>> Begin Given entries

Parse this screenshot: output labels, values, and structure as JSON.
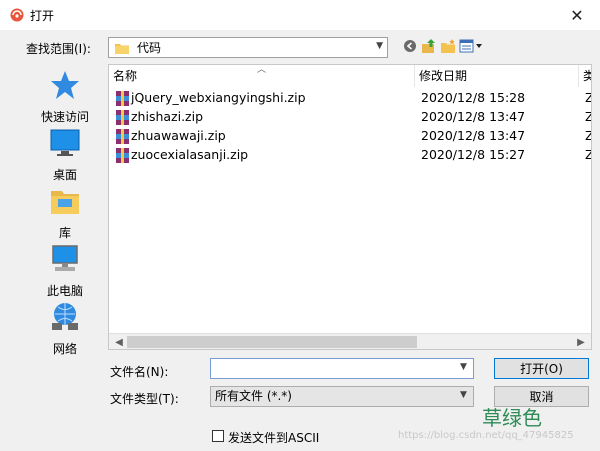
{
  "window": {
    "title": "打开",
    "close_glyph": "✕"
  },
  "lookin": {
    "label": "查找范围(I):",
    "value": "代码"
  },
  "places": [
    {
      "label": "快速访问",
      "icon": "star-icon"
    },
    {
      "label": "桌面",
      "icon": "desktop-icon"
    },
    {
      "label": "库",
      "icon": "library-icon"
    },
    {
      "label": "此电脑",
      "icon": "computer-icon"
    },
    {
      "label": "网络",
      "icon": "network-icon"
    }
  ],
  "columns": {
    "name": "名称",
    "date": "修改日期",
    "type": "类"
  },
  "files": [
    {
      "name": "jQuery_webxiangyingshi.zip",
      "date": "2020/12/8 15:28",
      "type": "Z"
    },
    {
      "name": "zhishazi.zip",
      "date": "2020/12/8 13:47",
      "type": "Z"
    },
    {
      "name": "zhuawawaji.zip",
      "date": "2020/12/8 13:47",
      "type": "Z"
    },
    {
      "name": "zuocexialasanji.zip",
      "date": "2020/12/8 15:27",
      "type": "Z"
    }
  ],
  "filename": {
    "label": "文件名(N):",
    "value": ""
  },
  "filetype": {
    "label": "文件类型(T):",
    "value": "所有文件 (*.*)"
  },
  "buttons": {
    "open": "打开(O)",
    "cancel": "取消"
  },
  "ascii": {
    "label": "发送文件到ASCII",
    "checked": false
  },
  "watermark": {
    "text": "草绿色",
    "url": "https://blog.csdn.net/qq_47945825"
  },
  "colors": {
    "accent": "#0078d7",
    "watermark": "#2e8b57"
  }
}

>> End Given entries

Prompt
Copy out the listing exactly as it stands, but not the pictures.

Solution to this task
Parse this screenshot: output labels, values, and structure as JSON.
{
  "window": {
    "title": "打开",
    "close_glyph": "✕"
  },
  "lookin": {
    "label": "查找范围(I):",
    "value": "代码"
  },
  "places": [
    {
      "label": "快速访问",
      "icon": "star-icon"
    },
    {
      "label": "桌面",
      "icon": "desktop-icon"
    },
    {
      "label": "库",
      "icon": "library-icon"
    },
    {
      "label": "此电脑",
      "icon": "computer-icon"
    },
    {
      "label": "网络",
      "icon": "network-icon"
    }
  ],
  "columns": {
    "name": "名称",
    "date": "修改日期",
    "type": "类"
  },
  "files": [
    {
      "name": "jQuery_webxiangyingshi.zip",
      "date": "2020/12/8 15:28",
      "type": "Z"
    },
    {
      "name": "zhishazi.zip",
      "date": "2020/12/8 13:47",
      "type": "Z"
    },
    {
      "name": "zhuawawaji.zip",
      "date": "2020/12/8 13:47",
      "type": "Z"
    },
    {
      "name": "zuocexialasanji.zip",
      "date": "2020/12/8 15:27",
      "type": "Z"
    }
  ],
  "filename": {
    "label": "文件名(N):",
    "value": ""
  },
  "filetype": {
    "label": "文件类型(T):",
    "value": "所有文件 (*.*)"
  },
  "buttons": {
    "open": "打开(O)",
    "cancel": "取消"
  },
  "ascii": {
    "label": "发送文件到ASCII",
    "checked": false
  },
  "watermark": {
    "text": "草绿色",
    "url": "https://blog.csdn.net/qq_47945825"
  },
  "colors": {
    "accent": "#0078d7",
    "watermark": "#2e8b57"
  }
}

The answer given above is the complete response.